> _Extracted information_
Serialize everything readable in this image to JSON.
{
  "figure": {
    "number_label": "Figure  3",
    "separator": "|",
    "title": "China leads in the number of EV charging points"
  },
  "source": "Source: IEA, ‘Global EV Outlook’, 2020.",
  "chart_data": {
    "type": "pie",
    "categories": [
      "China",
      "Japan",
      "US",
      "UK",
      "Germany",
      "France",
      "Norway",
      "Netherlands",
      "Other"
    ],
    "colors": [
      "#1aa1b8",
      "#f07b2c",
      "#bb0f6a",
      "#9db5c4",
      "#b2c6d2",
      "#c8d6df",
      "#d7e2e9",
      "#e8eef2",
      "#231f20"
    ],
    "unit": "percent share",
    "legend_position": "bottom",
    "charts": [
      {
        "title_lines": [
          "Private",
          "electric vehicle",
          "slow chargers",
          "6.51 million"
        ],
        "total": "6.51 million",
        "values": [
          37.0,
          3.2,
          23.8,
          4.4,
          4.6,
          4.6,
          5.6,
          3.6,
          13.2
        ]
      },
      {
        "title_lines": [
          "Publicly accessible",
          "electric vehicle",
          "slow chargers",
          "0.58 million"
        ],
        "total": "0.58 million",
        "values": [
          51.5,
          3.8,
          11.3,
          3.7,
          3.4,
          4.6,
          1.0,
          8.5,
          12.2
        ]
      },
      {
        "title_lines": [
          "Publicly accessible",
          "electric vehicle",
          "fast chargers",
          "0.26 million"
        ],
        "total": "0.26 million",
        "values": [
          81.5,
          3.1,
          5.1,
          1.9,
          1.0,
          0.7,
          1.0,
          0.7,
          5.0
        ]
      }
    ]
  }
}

> _Direction_
Output all of the data again, exactly.

> _Output for this task_
Serialize everything readable in this image to JSON.
{
  "figure": {
    "number_label": "Figure  3",
    "separator": "|",
    "title": "China leads in the number of EV charging points"
  },
  "source": "Source: IEA, ‘Global EV Outlook’, 2020.",
  "chart_data": {
    "type": "pie",
    "categories": [
      "China",
      "Japan",
      "US",
      "UK",
      "Germany",
      "France",
      "Norway",
      "Netherlands",
      "Other"
    ],
    "colors": [
      "#1aa1b8",
      "#f07b2c",
      "#bb0f6a",
      "#9db5c4",
      "#b2c6d2",
      "#c8d6df",
      "#d7e2e9",
      "#e8eef2",
      "#231f20"
    ],
    "unit": "percent share",
    "legend_position": "bottom",
    "charts": [
      {
        "title_lines": [
          "Private",
          "electric vehicle",
          "slow chargers",
          "6.51 million"
        ],
        "total": "6.51 million",
        "values": [
          37.0,
          3.2,
          23.8,
          4.4,
          4.6,
          4.6,
          5.6,
          3.6,
          13.2
        ]
      },
      {
        "title_lines": [
          "Publicly accessible",
          "electric vehicle",
          "slow chargers",
          "0.58 million"
        ],
        "total": "0.58 million",
        "values": [
          51.5,
          3.8,
          11.3,
          3.7,
          3.4,
          4.6,
          1.0,
          8.5,
          12.2
        ]
      },
      {
        "title_lines": [
          "Publicly accessible",
          "electric vehicle",
          "fast chargers",
          "0.26 million"
        ],
        "total": "0.26 million",
        "values": [
          81.5,
          3.1,
          5.1,
          1.9,
          1.0,
          0.7,
          1.0,
          0.7,
          5.0
        ]
      }
    ]
  }
}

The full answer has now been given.